Exercise description
Write each line out exactly, leaving none out.

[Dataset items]
>>>>

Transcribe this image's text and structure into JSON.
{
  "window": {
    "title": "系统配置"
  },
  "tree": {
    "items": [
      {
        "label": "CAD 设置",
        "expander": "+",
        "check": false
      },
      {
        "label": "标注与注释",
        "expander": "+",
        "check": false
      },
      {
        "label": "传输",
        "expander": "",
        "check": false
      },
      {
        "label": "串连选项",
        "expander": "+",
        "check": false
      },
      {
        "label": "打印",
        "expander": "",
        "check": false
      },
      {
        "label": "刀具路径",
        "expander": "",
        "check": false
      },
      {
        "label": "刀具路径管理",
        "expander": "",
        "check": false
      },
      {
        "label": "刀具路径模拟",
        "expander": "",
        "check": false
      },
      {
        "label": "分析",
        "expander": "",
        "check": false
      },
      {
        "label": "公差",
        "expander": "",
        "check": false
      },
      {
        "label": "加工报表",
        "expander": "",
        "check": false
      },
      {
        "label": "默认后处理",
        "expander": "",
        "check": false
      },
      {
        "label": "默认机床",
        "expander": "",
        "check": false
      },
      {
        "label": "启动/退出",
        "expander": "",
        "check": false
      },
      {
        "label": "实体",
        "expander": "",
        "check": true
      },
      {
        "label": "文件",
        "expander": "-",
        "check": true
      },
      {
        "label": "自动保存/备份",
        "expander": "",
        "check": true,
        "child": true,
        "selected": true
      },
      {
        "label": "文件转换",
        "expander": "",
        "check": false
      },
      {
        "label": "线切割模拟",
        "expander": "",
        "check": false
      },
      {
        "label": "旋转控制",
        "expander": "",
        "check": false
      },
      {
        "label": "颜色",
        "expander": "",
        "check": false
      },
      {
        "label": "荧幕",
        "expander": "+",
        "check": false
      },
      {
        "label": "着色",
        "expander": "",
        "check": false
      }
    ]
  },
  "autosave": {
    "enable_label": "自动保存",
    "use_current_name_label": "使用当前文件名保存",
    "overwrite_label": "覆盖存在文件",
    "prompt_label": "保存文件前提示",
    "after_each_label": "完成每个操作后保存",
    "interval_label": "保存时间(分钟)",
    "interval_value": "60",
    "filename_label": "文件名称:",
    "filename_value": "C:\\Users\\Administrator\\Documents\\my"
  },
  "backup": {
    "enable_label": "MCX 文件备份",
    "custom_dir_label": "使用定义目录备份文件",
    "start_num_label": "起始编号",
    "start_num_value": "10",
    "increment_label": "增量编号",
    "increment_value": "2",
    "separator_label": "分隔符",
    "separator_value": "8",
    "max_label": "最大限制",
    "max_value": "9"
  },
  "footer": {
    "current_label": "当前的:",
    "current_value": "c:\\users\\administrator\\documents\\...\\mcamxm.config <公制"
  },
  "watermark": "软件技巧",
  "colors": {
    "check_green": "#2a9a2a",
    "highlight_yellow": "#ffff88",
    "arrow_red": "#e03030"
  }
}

<<<<

Full answer
Transcribe this image's text and structure into JSON.
{
  "window": {
    "title": "系统配置"
  },
  "tree": {
    "items": [
      {
        "label": "CAD 设置",
        "expander": "+",
        "check": false
      },
      {
        "label": "标注与注释",
        "expander": "+",
        "check": false
      },
      {
        "label": "传输",
        "expander": "",
        "check": false
      },
      {
        "label": "串连选项",
        "expander": "+",
        "check": false
      },
      {
        "label": "打印",
        "expander": "",
        "check": false
      },
      {
        "label": "刀具路径",
        "expander": "",
        "check": false
      },
      {
        "label": "刀具路径管理",
        "expander": "",
        "check": false
      },
      {
        "label": "刀具路径模拟",
        "expander": "",
        "check": false
      },
      {
        "label": "分析",
        "expander": "",
        "check": false
      },
      {
        "label": "公差",
        "expander": "",
        "check": false
      },
      {
        "label": "加工报表",
        "expander": "",
        "check": false
      },
      {
        "label": "默认后处理",
        "expander": "",
        "check": false
      },
      {
        "label": "默认机床",
        "expander": "",
        "check": false
      },
      {
        "label": "启动/退出",
        "expander": "",
        "check": false
      },
      {
        "label": "实体",
        "expander": "",
        "check": true
      },
      {
        "label": "文件",
        "expander": "-",
        "check": true
      },
      {
        "label": "自动保存/备份",
        "expander": "",
        "check": true,
        "child": true,
        "selected": true
      },
      {
        "label": "文件转换",
        "expander": "",
        "check": false
      },
      {
        "label": "线切割模拟",
        "expander": "",
        "check": false
      },
      {
        "label": "旋转控制",
        "expander": "",
        "check": false
      },
      {
        "label": "颜色",
        "expander": "",
        "check": false
      },
      {
        "label": "荧幕",
        "expander": "+",
        "check": false
      },
      {
        "label": "着色",
        "expander": "",
        "check": false
      }
    ]
  },
  "autosave": {
    "enable_label": "自动保存",
    "use_current_name_label": "使用当前文件名保存",
    "overwrite_label": "覆盖存在文件",
    "prompt_label": "保存文件前提示",
    "after_each_label": "完成每个操作后保存",
    "interval_label": "保存时间(分钟)",
    "interval_value": "60",
    "filename_label": "文件名称:",
    "filename_value": "C:\\Users\\Administrator\\Documents\\my"
  },
  "backup": {
    "enable_label": "MCX 文件备份",
    "custom_dir_label": "使用定义目录备份文件",
    "start_num_label": "起始编号",
    "start_num_value": "10",
    "increment_label": "增量编号",
    "increment_value": "2",
    "separator_label": "分隔符",
    "separator_value": "8",
    "max_label": "最大限制",
    "max_value": "9"
  },
  "footer": {
    "current_label": "当前的:",
    "current_value": "c:\\users\\administrator\\documents\\...\\mcamxm.config <公制"
  },
  "watermark": "软件技巧",
  "colors": {
    "check_green": "#2a9a2a",
    "highlight_yellow": "#ffff88",
    "arrow_red": "#e03030"
  }
}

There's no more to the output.